start Provided data

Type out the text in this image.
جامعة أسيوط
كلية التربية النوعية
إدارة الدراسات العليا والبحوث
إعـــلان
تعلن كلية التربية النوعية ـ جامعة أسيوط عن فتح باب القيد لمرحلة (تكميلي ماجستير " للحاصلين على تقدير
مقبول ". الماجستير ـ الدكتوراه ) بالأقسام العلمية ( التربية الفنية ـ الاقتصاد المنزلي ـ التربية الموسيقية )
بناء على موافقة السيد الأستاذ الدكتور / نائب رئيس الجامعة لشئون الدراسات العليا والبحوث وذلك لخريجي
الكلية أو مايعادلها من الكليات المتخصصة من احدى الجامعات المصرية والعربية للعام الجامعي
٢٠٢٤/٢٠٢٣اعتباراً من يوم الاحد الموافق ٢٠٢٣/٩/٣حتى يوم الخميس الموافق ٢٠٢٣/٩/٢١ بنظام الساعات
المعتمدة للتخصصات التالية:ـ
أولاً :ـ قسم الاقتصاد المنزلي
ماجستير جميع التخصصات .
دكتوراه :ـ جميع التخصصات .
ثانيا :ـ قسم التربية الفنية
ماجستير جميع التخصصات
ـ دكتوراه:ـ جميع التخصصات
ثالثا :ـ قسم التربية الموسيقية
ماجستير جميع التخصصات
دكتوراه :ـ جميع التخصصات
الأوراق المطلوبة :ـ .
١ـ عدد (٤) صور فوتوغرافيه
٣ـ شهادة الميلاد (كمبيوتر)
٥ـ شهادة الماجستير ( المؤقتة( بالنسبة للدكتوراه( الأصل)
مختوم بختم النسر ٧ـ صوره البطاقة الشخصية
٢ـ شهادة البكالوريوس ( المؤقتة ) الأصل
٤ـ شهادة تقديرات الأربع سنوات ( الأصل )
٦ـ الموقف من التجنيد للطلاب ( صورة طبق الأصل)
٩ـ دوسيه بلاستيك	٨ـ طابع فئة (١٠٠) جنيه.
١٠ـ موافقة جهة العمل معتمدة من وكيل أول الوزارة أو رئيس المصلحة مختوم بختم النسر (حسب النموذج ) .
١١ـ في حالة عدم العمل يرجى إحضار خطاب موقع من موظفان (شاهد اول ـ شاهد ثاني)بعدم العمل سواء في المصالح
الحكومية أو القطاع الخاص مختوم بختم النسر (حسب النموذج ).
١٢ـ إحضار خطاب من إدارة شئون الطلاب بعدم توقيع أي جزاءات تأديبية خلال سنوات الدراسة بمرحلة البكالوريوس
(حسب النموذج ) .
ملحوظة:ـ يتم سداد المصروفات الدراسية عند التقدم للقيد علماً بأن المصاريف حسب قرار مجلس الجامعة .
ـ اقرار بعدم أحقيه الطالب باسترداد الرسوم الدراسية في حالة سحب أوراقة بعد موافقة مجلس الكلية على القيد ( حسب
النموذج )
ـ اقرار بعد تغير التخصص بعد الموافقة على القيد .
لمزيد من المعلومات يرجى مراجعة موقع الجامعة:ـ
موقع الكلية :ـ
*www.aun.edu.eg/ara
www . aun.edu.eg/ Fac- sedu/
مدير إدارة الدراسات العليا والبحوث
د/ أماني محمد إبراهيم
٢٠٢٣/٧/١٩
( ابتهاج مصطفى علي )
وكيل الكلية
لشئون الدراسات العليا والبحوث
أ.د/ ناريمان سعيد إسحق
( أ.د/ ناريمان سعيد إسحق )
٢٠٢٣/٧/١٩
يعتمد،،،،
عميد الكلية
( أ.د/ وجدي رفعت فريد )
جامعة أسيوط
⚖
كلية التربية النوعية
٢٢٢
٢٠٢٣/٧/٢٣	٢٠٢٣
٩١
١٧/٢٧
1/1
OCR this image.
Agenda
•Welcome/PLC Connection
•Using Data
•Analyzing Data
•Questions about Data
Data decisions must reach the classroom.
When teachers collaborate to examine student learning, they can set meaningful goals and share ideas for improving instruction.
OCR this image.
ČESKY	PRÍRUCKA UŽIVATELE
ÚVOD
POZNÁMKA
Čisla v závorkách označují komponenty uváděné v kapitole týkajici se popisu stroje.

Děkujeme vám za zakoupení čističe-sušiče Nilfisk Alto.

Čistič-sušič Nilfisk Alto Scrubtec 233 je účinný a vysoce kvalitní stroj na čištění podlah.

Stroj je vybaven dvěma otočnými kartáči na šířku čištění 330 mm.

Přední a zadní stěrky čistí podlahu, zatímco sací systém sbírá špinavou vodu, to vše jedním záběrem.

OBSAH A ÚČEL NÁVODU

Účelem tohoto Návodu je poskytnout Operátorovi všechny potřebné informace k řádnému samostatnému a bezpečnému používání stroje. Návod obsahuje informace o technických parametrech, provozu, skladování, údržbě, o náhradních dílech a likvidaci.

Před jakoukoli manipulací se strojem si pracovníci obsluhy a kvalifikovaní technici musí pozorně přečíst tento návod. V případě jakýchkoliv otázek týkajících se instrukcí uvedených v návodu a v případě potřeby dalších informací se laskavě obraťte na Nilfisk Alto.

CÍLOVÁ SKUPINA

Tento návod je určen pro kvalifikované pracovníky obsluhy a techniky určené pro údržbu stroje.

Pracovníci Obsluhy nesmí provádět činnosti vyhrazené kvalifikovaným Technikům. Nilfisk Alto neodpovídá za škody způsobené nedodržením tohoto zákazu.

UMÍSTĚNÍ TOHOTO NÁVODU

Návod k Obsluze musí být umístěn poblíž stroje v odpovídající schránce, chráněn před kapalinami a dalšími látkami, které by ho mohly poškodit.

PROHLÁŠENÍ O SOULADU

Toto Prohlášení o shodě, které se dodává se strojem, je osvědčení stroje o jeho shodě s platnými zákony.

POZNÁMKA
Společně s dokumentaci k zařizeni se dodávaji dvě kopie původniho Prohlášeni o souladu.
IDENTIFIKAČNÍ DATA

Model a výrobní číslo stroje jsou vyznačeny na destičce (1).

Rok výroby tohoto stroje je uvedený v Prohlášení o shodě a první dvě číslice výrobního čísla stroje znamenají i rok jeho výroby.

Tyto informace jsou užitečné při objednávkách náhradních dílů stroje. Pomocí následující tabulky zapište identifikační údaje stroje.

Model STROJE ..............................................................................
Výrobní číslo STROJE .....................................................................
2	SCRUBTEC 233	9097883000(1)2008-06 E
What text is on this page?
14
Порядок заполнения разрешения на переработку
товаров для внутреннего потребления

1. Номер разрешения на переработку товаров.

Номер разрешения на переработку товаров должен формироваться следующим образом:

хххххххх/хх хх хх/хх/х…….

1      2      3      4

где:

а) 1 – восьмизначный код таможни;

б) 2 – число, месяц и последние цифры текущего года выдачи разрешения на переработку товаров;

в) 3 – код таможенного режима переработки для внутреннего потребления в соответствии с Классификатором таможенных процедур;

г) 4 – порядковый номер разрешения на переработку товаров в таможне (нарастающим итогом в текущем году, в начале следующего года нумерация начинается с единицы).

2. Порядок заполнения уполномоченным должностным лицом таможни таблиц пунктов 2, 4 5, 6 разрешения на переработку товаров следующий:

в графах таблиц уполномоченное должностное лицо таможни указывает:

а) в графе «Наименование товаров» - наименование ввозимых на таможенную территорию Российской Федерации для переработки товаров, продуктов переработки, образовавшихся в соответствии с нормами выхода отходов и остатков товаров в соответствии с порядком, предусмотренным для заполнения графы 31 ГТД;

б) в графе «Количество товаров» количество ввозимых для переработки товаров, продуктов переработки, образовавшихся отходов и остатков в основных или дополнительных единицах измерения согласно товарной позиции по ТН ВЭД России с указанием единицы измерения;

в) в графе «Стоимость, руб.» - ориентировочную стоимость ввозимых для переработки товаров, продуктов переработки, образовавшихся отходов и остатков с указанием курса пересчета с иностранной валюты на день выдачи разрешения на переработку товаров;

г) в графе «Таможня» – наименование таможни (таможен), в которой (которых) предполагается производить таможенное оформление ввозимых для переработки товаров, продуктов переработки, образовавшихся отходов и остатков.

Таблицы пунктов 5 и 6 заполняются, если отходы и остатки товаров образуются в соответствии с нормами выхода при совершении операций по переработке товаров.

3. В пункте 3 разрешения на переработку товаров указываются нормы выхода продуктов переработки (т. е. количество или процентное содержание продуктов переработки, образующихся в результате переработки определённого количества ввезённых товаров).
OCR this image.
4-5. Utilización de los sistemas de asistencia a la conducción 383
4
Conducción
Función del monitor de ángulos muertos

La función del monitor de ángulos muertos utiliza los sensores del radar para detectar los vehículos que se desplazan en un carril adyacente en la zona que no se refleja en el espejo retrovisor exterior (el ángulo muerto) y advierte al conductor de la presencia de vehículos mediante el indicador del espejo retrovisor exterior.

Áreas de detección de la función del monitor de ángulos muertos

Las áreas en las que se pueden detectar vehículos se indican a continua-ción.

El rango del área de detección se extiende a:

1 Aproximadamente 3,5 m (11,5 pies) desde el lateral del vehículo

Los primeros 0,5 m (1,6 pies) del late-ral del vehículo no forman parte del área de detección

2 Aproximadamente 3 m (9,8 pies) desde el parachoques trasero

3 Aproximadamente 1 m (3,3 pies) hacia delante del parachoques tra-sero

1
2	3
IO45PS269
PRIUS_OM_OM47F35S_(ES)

end Provided data

Read the entries and pick out all lines that include the word "strojem".

Před jakoukoli manipulací se strojem si pracovníci obsluhy a kvalifikovaní technici musí pozorně přečíst tento návod. V případě jakýchkoliv otázek týkajících se instrukcí uvedených v návodu a v případě potřeby dalších informací se laskavě obraťte na Nilfisk Alto.
Toto Prohlášení o shodě, které se dodává se strojem, je osvědčení stroje o jeho shodě s platnými zákony.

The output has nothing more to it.